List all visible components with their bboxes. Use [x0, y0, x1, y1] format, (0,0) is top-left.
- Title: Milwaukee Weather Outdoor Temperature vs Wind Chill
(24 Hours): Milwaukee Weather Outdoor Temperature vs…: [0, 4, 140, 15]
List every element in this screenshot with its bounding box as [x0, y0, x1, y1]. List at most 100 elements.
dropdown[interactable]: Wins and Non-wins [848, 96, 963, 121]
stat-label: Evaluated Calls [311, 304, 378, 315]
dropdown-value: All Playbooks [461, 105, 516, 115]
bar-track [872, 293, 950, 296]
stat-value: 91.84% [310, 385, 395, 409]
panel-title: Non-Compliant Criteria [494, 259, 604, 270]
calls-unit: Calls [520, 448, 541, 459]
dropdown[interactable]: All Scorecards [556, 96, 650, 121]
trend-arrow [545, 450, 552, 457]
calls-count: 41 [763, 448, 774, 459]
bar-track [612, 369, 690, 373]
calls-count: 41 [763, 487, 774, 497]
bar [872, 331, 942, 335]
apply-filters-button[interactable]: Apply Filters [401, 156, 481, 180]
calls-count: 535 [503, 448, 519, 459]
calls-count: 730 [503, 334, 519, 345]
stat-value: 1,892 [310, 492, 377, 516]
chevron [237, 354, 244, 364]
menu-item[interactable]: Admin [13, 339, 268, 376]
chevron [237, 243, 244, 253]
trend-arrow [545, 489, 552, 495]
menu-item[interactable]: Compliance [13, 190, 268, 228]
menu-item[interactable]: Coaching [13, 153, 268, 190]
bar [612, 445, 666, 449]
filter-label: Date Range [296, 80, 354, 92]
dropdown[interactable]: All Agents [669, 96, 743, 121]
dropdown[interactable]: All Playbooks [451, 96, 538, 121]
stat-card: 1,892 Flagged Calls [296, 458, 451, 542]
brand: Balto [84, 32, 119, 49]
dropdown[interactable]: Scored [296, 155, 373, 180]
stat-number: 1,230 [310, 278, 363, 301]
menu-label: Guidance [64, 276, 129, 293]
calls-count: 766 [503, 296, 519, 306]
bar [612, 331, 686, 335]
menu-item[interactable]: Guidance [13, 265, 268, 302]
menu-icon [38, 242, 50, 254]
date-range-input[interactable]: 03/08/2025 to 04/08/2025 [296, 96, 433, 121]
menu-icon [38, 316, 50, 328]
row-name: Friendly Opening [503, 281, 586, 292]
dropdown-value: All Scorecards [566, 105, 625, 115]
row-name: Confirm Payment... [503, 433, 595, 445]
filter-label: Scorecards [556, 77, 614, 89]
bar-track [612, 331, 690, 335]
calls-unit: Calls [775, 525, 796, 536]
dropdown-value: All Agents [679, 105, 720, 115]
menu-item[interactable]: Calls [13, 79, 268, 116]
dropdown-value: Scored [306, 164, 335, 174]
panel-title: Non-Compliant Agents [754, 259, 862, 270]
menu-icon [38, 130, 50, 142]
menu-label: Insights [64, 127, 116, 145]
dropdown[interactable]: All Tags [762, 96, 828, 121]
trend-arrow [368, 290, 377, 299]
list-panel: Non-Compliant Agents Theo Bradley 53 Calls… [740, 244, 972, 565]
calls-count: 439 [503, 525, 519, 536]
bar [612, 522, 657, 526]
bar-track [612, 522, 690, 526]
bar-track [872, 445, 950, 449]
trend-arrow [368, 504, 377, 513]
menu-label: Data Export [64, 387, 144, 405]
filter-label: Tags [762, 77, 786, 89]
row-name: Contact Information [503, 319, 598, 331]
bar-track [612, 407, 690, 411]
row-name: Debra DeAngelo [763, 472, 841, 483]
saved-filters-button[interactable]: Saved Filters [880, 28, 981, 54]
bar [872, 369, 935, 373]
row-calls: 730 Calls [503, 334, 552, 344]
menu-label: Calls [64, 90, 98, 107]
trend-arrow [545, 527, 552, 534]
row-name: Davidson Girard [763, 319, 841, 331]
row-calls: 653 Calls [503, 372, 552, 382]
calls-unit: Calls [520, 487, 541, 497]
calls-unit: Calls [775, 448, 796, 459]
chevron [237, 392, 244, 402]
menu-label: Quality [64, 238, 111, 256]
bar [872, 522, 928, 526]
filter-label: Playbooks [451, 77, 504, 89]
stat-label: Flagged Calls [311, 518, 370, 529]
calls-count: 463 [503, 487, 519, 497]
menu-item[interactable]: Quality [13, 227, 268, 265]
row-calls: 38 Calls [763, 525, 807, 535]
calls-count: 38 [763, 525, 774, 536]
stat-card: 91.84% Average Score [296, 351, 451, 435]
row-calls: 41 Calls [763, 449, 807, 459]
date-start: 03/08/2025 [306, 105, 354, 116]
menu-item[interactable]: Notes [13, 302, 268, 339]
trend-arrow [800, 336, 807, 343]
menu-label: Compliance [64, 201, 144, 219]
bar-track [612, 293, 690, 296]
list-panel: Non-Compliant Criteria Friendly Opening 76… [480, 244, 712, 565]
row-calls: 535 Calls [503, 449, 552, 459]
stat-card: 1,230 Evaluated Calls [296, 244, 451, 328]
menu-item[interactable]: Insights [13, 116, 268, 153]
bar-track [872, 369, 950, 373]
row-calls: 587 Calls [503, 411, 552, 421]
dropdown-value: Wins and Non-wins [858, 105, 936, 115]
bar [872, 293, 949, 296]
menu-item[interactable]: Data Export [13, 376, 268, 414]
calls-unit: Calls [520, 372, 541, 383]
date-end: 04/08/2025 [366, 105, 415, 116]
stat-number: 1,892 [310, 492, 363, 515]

**WORK TO COMPLETE**:
Could you output every one of the records above, line for line and unchanged?

**RESULT FOR THIS TASK**:
List all visible components with their bboxes. Use [x0, y0, x1, y1] format, (0,0) is top-left.
- Title: Milwaukee Weather Outdoor Temperature vs Wind Chill
(24 Hours): Milwaukee Weather Outdoor Temperature vs…: [0, 4, 140, 15]
List every element in this screenshot with its bounding box as [x0, y0, x1, y1]. List at most 100 elements.
dropdown[interactable]: Wins and Non-wins [848, 96, 963, 121]
stat-label: Evaluated Calls [311, 304, 378, 315]
dropdown-value: All Playbooks [461, 105, 516, 115]
bar-track [872, 293, 950, 296]
stat-value: 91.84% [310, 385, 395, 409]
panel-title: Non-Compliant Criteria [494, 259, 604, 270]
calls-unit: Calls [520, 448, 541, 459]
dropdown[interactable]: All Scorecards [556, 96, 650, 121]
trend-arrow [545, 450, 552, 457]
calls-count: 41 [763, 448, 774, 459]
bar-track [612, 369, 690, 373]
calls-count: 41 [763, 487, 774, 497]
bar [872, 331, 942, 335]
apply-filters-button[interactable]: Apply Filters [401, 156, 481, 180]
calls-count: 535 [503, 448, 519, 459]
calls-count: 730 [503, 334, 519, 345]
stat-value: 1,892 [310, 492, 377, 516]
chevron [237, 354, 244, 364]
menu-item[interactable]: Admin [13, 339, 268, 376]
chevron [237, 243, 244, 253]
trend-arrow [545, 489, 552, 495]
menu-item[interactable]: Compliance [13, 190, 268, 228]
menu-item[interactable]: Coaching [13, 153, 268, 190]
bar [612, 445, 666, 449]
filter-label: Date Range [296, 80, 354, 92]
dropdown[interactable]: All Agents [669, 96, 743, 121]
dropdown[interactable]: All Playbooks [451, 96, 538, 121]
stat-card: 1,892 Flagged Calls [296, 458, 451, 542]
brand: Balto [84, 32, 119, 49]
dropdown[interactable]: Scored [296, 155, 373, 180]
stat-number: 1,230 [310, 278, 363, 301]
menu-label: Guidance [64, 276, 129, 293]
calls-count: 766 [503, 296, 519, 306]
bar [612, 331, 686, 335]
menu-item[interactable]: Guidance [13, 265, 268, 302]
menu-icon [38, 242, 50, 254]
date-range-input[interactable]: 03/08/2025 to 04/08/2025 [296, 96, 433, 121]
menu-icon [38, 316, 50, 328]
row-name: Friendly Opening [503, 281, 586, 292]
dropdown-value: All Scorecards [566, 105, 625, 115]
row-name: Confirm Payment... [503, 433, 595, 445]
filter-label: Scorecards [556, 77, 614, 89]
bar-track [612, 331, 690, 335]
calls-unit: Calls [775, 525, 796, 536]
dropdown-value: All Agents [679, 105, 720, 115]
menu-item[interactable]: Calls [13, 79, 268, 116]
dropdown-value: Scored [306, 164, 335, 174]
panel-title: Non-Compliant Agents [754, 259, 862, 270]
menu-icon [38, 130, 50, 142]
menu-label: Insights [64, 127, 116, 145]
dropdown[interactable]: All Tags [762, 96, 828, 121]
trend-arrow [368, 290, 377, 299]
list-panel: Non-Compliant Agents Theo Bradley 53 Calls… [740, 244, 972, 565]
calls-count: 439 [503, 525, 519, 536]
bar [612, 522, 657, 526]
bar-track [612, 522, 690, 526]
bar-track [872, 445, 950, 449]
trend-arrow [368, 504, 377, 513]
menu-label: Data Export [64, 387, 144, 405]
filter-label: Tags [762, 77, 786, 89]
row-name: Contact Information [503, 319, 598, 331]
bar-track [612, 407, 690, 411]
row-name: Debra DeAngelo [763, 472, 841, 483]
saved-filters-button[interactable]: Saved Filters [880, 28, 981, 54]
bar [872, 369, 935, 373]
row-calls: 730 Calls [503, 334, 552, 344]
menu-label: Calls [64, 90, 98, 107]
trend-arrow [545, 527, 552, 534]
row-name: Davidson Girard [763, 319, 841, 331]
row-calls: 653 Calls [503, 372, 552, 382]
calls-unit: Calls [520, 487, 541, 497]
calls-unit: Calls [775, 448, 796, 459]
chevron [237, 392, 244, 402]
menu-label: Quality [64, 238, 111, 256]
bar [872, 522, 928, 526]
filter-label: Playbooks [451, 77, 504, 89]
stat-label: Flagged Calls [311, 518, 370, 529]
calls-count: 463 [503, 487, 519, 497]
menu-item[interactable]: Quality [13, 227, 268, 265]
row-calls: 38 Calls [763, 525, 807, 535]
calls-count: 38 [763, 525, 774, 536]
stat-card: 91.84% Average Score [296, 351, 451, 435]
row-calls: 41 Calls [763, 449, 807, 459]
date-start: 03/08/2025 [306, 105, 354, 116]
menu-item[interactable]: Notes [13, 302, 268, 339]
trend-arrow [800, 336, 807, 343]
menu-label: Compliance [64, 201, 144, 219]
bar-track [612, 293, 690, 296]
list-panel: Non-Compliant Criteria Friendly Opening 76… [480, 244, 712, 565]
row-calls: 535 Calls [503, 449, 552, 459]
stat-card: 1,230 Evaluated Calls [296, 244, 451, 328]
menu-item[interactable]: Insights [13, 116, 268, 153]
bar-track [872, 369, 950, 373]
row-calls: 587 Calls [503, 411, 552, 421]
dropdown-value: Wins and Non-wins [858, 105, 936, 115]
bar [872, 293, 949, 296]
menu-item[interactable]: Data Export [13, 376, 268, 414]
calls-unit: Calls [520, 372, 541, 383]
date-end: 04/08/2025 [366, 105, 415, 116]
stat-number: 1,892 [310, 492, 363, 515]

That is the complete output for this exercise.